**Short task**
Could you copy exactly the lines from the one containing "Parse this screenshot: output" through the last line of the records below, leaving out any pictures?

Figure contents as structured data

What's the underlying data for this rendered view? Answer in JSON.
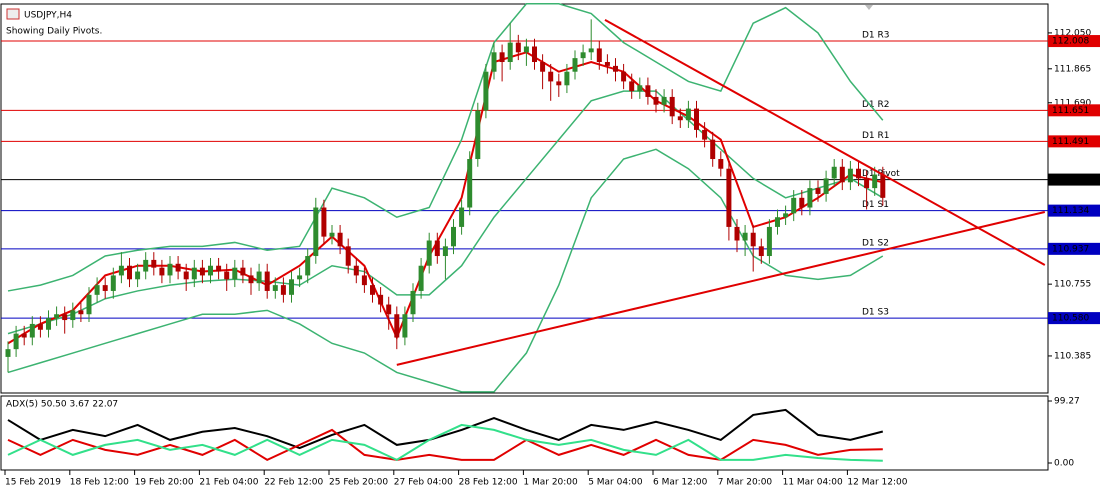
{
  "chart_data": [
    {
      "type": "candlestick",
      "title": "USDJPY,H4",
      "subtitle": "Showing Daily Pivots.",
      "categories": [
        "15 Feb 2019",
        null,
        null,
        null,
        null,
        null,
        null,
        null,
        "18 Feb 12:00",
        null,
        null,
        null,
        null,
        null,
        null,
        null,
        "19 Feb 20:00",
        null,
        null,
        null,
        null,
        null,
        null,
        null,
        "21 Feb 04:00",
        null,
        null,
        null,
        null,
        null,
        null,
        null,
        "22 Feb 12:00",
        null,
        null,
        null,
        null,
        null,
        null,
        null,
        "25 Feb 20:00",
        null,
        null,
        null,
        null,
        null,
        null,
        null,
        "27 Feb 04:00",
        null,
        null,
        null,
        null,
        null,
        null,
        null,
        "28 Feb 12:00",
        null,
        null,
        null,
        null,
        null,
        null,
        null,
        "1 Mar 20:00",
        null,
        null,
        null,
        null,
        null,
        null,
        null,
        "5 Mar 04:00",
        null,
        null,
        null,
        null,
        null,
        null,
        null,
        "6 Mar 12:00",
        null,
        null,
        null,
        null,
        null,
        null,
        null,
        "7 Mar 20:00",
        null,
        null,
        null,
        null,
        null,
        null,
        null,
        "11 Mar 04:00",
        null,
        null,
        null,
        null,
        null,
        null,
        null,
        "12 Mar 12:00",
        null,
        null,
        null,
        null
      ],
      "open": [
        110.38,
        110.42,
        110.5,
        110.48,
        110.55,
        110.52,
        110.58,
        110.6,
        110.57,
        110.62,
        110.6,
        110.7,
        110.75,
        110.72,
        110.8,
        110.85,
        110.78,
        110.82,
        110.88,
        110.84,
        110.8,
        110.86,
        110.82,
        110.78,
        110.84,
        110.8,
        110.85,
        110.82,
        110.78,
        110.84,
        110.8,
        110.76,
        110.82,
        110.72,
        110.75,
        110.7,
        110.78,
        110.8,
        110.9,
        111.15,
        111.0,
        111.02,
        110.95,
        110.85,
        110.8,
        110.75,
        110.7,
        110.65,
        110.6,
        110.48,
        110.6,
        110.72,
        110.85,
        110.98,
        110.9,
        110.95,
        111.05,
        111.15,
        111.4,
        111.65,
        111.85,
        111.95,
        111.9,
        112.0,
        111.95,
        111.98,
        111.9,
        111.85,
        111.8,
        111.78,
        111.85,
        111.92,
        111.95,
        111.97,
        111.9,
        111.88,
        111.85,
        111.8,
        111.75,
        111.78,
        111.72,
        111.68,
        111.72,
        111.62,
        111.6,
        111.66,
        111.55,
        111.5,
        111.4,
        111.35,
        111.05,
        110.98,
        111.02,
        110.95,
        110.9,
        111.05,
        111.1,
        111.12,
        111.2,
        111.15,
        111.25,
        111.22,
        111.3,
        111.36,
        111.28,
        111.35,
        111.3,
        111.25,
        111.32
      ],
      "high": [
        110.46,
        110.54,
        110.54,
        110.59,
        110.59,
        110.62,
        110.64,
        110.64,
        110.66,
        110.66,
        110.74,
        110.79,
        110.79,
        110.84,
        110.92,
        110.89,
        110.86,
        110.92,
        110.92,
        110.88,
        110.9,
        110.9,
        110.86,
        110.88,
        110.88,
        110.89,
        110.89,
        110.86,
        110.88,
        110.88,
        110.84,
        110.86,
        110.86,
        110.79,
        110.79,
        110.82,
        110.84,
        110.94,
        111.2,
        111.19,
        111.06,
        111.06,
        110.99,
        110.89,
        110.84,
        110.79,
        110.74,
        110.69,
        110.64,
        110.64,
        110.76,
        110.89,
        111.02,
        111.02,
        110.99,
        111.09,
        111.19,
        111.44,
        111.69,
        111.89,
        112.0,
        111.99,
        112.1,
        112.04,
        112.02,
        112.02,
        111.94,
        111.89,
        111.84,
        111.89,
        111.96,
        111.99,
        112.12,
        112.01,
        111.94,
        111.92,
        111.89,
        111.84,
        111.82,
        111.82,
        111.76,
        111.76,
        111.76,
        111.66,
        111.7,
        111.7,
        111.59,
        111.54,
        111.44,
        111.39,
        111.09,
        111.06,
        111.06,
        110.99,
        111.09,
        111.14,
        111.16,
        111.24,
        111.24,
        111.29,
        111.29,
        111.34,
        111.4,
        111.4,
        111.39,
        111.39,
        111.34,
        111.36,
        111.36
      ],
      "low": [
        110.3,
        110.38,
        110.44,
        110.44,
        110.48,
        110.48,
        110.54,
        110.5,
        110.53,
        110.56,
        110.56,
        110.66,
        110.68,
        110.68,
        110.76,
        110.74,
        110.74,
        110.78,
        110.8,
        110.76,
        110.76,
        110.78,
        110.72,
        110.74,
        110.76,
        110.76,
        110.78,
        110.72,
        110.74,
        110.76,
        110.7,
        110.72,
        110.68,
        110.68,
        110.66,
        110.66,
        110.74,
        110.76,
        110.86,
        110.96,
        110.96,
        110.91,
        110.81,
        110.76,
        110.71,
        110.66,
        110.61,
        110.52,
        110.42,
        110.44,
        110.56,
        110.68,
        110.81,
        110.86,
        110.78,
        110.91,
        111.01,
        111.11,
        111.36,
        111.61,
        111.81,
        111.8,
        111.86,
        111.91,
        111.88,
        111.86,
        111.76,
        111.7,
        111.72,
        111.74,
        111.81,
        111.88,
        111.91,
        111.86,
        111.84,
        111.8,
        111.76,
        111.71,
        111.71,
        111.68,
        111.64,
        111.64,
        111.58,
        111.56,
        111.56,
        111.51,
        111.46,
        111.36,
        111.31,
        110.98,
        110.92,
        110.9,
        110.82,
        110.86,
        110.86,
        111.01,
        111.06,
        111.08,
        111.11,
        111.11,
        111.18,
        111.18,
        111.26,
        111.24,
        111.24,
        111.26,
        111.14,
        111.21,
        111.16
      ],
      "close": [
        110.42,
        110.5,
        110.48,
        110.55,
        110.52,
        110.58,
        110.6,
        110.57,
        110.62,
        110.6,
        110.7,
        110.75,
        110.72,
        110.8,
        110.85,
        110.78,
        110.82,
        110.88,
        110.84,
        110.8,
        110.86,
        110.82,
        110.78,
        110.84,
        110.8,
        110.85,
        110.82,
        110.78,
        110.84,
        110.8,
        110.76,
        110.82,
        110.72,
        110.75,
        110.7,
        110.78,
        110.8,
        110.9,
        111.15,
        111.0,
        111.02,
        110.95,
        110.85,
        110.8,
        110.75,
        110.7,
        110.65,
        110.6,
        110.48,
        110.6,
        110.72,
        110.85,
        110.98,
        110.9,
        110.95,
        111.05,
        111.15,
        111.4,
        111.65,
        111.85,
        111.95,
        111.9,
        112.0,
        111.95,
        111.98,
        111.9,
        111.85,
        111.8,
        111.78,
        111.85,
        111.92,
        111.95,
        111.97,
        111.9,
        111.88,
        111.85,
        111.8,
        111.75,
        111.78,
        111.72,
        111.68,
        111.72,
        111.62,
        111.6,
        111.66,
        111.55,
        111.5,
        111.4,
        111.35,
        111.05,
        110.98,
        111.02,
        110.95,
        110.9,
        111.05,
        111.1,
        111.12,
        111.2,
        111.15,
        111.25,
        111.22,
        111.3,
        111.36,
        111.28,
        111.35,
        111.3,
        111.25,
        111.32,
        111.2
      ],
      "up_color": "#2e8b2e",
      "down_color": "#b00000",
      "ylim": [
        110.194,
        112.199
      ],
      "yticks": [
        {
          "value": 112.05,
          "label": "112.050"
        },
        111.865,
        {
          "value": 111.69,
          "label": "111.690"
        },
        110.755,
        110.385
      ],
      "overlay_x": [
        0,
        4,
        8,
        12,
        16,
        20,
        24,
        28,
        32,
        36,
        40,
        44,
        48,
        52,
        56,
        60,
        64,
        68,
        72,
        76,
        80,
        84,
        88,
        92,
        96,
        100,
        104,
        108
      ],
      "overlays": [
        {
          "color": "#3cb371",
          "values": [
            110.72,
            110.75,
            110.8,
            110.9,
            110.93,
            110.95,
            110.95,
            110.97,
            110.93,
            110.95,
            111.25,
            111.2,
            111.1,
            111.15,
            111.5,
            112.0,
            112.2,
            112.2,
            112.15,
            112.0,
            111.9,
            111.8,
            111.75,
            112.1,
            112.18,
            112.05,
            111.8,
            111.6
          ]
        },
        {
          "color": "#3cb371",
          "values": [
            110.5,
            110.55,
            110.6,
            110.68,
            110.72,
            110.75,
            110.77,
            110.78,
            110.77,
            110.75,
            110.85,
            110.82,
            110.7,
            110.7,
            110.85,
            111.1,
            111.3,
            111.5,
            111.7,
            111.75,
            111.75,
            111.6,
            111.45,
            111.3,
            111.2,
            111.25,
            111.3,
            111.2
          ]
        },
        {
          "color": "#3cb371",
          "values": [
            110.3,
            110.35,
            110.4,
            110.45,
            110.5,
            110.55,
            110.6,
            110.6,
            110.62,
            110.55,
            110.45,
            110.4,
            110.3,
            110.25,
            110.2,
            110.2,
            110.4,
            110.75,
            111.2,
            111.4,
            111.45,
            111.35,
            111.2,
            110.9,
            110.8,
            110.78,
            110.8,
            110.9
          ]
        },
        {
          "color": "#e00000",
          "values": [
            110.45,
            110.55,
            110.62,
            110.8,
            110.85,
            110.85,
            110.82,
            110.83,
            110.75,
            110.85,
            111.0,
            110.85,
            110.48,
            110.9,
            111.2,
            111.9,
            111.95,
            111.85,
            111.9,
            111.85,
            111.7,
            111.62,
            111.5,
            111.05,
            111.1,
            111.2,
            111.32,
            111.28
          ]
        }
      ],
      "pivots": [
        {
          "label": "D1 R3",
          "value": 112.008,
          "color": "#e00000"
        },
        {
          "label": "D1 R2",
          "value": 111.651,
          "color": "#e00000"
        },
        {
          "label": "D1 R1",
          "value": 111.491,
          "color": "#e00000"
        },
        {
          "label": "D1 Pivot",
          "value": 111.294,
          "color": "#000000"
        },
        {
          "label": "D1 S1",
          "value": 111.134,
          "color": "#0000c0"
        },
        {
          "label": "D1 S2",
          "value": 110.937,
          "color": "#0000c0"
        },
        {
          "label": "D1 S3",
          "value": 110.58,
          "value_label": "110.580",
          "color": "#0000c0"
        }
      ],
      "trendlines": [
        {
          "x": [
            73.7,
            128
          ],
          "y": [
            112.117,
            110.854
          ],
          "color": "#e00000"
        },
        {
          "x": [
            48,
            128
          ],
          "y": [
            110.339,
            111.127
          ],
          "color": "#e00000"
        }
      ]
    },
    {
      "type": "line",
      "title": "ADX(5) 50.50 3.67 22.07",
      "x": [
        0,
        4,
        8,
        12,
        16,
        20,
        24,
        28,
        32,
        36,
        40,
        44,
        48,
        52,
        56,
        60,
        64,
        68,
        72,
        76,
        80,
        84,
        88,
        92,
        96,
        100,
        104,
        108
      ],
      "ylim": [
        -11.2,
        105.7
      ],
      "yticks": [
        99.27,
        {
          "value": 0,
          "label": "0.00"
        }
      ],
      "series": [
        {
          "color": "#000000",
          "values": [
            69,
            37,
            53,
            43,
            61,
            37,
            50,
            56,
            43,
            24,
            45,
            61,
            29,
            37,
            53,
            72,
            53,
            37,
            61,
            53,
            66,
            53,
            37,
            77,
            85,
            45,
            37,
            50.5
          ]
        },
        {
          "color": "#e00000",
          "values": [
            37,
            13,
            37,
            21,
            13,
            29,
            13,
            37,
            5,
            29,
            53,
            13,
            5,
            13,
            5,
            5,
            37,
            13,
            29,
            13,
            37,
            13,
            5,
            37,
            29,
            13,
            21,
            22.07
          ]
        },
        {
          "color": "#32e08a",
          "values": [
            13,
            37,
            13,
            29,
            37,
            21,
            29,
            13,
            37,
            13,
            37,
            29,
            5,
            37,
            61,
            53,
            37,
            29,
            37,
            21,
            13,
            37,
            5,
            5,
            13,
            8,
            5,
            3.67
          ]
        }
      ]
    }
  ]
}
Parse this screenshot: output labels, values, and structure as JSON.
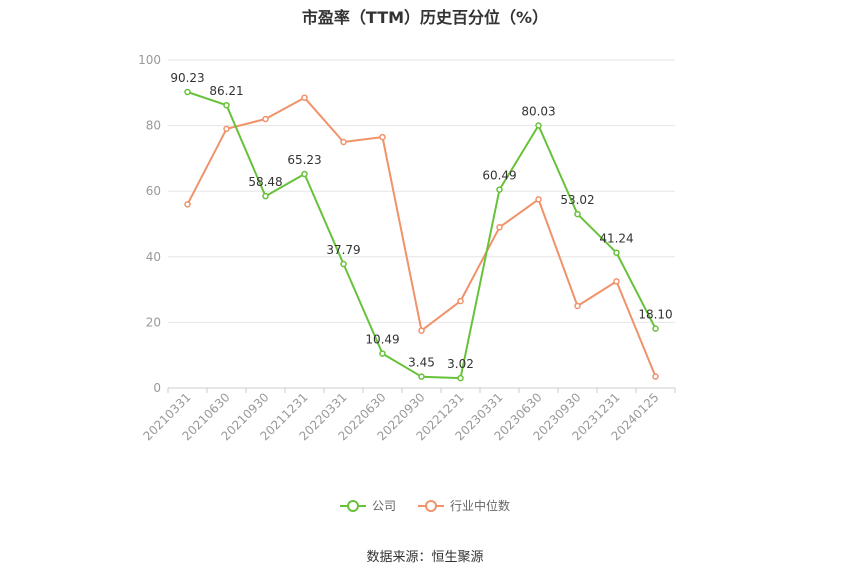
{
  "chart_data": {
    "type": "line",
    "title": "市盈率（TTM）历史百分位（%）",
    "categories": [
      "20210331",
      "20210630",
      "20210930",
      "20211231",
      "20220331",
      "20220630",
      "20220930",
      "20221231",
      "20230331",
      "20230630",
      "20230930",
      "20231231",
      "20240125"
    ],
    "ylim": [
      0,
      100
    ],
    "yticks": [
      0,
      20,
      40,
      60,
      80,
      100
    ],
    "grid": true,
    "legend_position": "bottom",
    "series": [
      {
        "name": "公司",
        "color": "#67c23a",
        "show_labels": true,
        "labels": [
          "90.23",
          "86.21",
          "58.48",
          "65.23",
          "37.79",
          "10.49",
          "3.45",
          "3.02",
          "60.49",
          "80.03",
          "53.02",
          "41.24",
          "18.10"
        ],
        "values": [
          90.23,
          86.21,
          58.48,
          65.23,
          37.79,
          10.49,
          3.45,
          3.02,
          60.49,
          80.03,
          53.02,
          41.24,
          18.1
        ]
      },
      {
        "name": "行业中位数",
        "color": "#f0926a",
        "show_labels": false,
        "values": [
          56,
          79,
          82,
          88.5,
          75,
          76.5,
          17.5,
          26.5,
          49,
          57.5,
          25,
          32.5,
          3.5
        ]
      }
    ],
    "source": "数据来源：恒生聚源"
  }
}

**Answer to the exercise**
Parse this screenshot: output labels, values, and structure as JSON.
{
  "chart_data": {
    "type": "line",
    "title": "市盈率（TTM）历史百分位（%）",
    "categories": [
      "20210331",
      "20210630",
      "20210930",
      "20211231",
      "20220331",
      "20220630",
      "20220930",
      "20221231",
      "20230331",
      "20230630",
      "20230930",
      "20231231",
      "20240125"
    ],
    "ylim": [
      0,
      100
    ],
    "yticks": [
      0,
      20,
      40,
      60,
      80,
      100
    ],
    "grid": true,
    "legend_position": "bottom",
    "series": [
      {
        "name": "公司",
        "color": "#67c23a",
        "show_labels": true,
        "labels": [
          "90.23",
          "86.21",
          "58.48",
          "65.23",
          "37.79",
          "10.49",
          "3.45",
          "3.02",
          "60.49",
          "80.03",
          "53.02",
          "41.24",
          "18.10"
        ],
        "values": [
          90.23,
          86.21,
          58.48,
          65.23,
          37.79,
          10.49,
          3.45,
          3.02,
          60.49,
          80.03,
          53.02,
          41.24,
          18.1
        ]
      },
      {
        "name": "行业中位数",
        "color": "#f0926a",
        "show_labels": false,
        "values": [
          56,
          79,
          82,
          88.5,
          75,
          76.5,
          17.5,
          26.5,
          49,
          57.5,
          25,
          32.5,
          3.5
        ]
      }
    ],
    "source": "数据来源：恒生聚源"
  }
}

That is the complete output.